## [WORK INSTRUCTIONS]
Write out all the entries word for word and omit any pictures.

Stored data entries
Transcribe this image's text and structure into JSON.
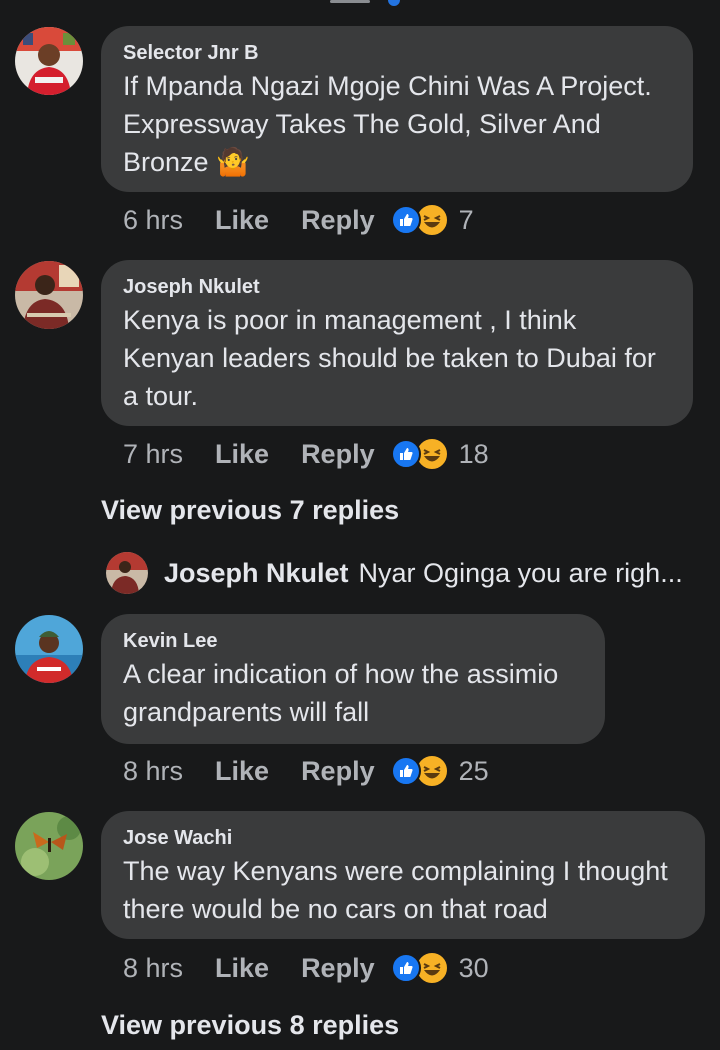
{
  "comments": [
    {
      "author": "Selector Jnr B",
      "text_lines": [
        "If Mpanda Ngazi Mgoje Chini Was A Project.",
        "Expressway Takes The Gold, Silver And",
        "Bronze 🤷"
      ],
      "time": "6 hrs",
      "like_label": "Like",
      "reply_label": "Reply",
      "reaction_count": "7"
    },
    {
      "author": "Joseph Nkulet",
      "text_lines": [
        "Kenya is poor in management , I think",
        "Kenyan leaders should be taken to Dubai for",
        "a tour."
      ],
      "time": "7 hrs",
      "like_label": "Like",
      "reply_label": "Reply",
      "reaction_count": "18"
    },
    {
      "author": "Kevin Lee",
      "text_lines": [
        "A clear indication of how the assimio",
        "grandparents will fall"
      ],
      "time": "8 hrs",
      "like_label": "Like",
      "reply_label": "Reply",
      "reaction_count": "25"
    },
    {
      "author": "Jose Wachi",
      "text_lines": [
        "The way Kenyans were complaining I thought",
        "there would be no cars on that road"
      ],
      "time": "8 hrs",
      "like_label": "Like",
      "reply_label": "Reply",
      "reaction_count": "30"
    }
  ],
  "view_previous_1": "View previous 7 replies",
  "reply_preview": {
    "author": "Joseph Nkulet",
    "text": "Nyar Oginga you are righ..."
  },
  "view_previous_2": "View previous 8 replies",
  "colors": {
    "background": "#18191a",
    "bubble": "#3a3b3c",
    "primary_text": "#e4e6eb",
    "secondary_text": "#b0b3b8",
    "like_blue": "#1877f2",
    "haha_yellow": "#f7b125"
  },
  "icons": {
    "reaction_like": "thumbs-up-icon",
    "reaction_haha": "laughing-face-icon"
  }
}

## [SOLVED PROBLEM]
Transcribe this image's text and structure into JSON.
{
  "comments": [
    {
      "author": "Selector Jnr B",
      "text_lines": [
        "If Mpanda Ngazi Mgoje Chini Was A Project.",
        "Expressway Takes The Gold, Silver And",
        "Bronze 🤷"
      ],
      "time": "6 hrs",
      "like_label": "Like",
      "reply_label": "Reply",
      "reaction_count": "7"
    },
    {
      "author": "Joseph Nkulet",
      "text_lines": [
        "Kenya is poor in management , I think",
        "Kenyan leaders should be taken to Dubai for",
        "a tour."
      ],
      "time": "7 hrs",
      "like_label": "Like",
      "reply_label": "Reply",
      "reaction_count": "18"
    },
    {
      "author": "Kevin Lee",
      "text_lines": [
        "A clear indication of how the assimio",
        "grandparents will fall"
      ],
      "time": "8 hrs",
      "like_label": "Like",
      "reply_label": "Reply",
      "reaction_count": "25"
    },
    {
      "author": "Jose Wachi",
      "text_lines": [
        "The way Kenyans were complaining I thought",
        "there would be no cars on that road"
      ],
      "time": "8 hrs",
      "like_label": "Like",
      "reply_label": "Reply",
      "reaction_count": "30"
    }
  ],
  "view_previous_1": "View previous 7 replies",
  "reply_preview": {
    "author": "Joseph Nkulet",
    "text": "Nyar Oginga you are righ..."
  },
  "view_previous_2": "View previous 8 replies",
  "colors": {
    "background": "#18191a",
    "bubble": "#3a3b3c",
    "primary_text": "#e4e6eb",
    "secondary_text": "#b0b3b8",
    "like_blue": "#1877f2",
    "haha_yellow": "#f7b125"
  },
  "icons": {
    "reaction_like": "thumbs-up-icon",
    "reaction_haha": "laughing-face-icon"
  }
}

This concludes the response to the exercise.